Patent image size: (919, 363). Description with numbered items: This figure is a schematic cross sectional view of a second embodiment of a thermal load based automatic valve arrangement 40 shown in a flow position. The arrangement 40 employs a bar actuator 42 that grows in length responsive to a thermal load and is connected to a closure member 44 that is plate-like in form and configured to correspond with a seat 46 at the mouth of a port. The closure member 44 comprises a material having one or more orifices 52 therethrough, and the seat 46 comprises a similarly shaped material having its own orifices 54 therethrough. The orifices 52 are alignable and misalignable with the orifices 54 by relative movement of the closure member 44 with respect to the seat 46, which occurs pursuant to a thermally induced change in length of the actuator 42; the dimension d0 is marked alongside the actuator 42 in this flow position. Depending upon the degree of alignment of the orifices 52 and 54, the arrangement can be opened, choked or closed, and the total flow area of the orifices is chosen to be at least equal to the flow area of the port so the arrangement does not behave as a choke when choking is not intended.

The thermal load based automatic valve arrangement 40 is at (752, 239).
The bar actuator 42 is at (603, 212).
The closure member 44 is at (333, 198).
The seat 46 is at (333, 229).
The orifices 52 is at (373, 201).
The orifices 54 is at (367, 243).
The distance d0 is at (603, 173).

----------

_Stated task_:
Express the entries above as a two-column CSV with the header columns entry_text and answer. Give one row per entry, with the entry's text in the first column and its answer in the second. Put each field in double quotes and turn any line breaks within a field into spaces.

_Solution for this exercise_:
entry_text,answer
"Patent image size: (919, 363). Description with numbered items: This figure is a schematic cross sectional view of a second embodiment of a thermal load based automatic valve arrangement 40 shown in a flow position. The arrangement 40 employs a bar actuator 42 that grows in length responsive to a thermal load and is connected to a closure member 44 that is plate-like in form and configured to correspond with a seat 46 at the mouth of a port. The closure member 44 comprises a material having one or more orifices 52 therethrough, and the seat 46 comprises a similarly shaped material having its own orifices 54 therethrough. The orifices 52 are alignable and misalignable with the orifices 54 by relative movement of the closure member 44 with respect to the seat 46, which occurs pursuant to a thermally induced change in length of the actuator 42; the dimension d0 is marked alongside the actuator 42 in this flow position. Depending upon the degree of alignment of the orifices 52 and 54, the arrangement can be opened, choked or closed, and the total flow area of the orifices is chosen to be at least equal to the flow area of the port so the arrangement does not behave as a choke when choking is not intended.","The thermal load based automatic valve arrangement 40 is at (752, 239). The bar actuator 42 is at (603, 212). The closure member 44 is at (333, 198). The seat 46 is at (333, 229). The orifices 52 is at (373, 201). The orifices 54 is at (367, 243). The distance d0 is at (603, 173)."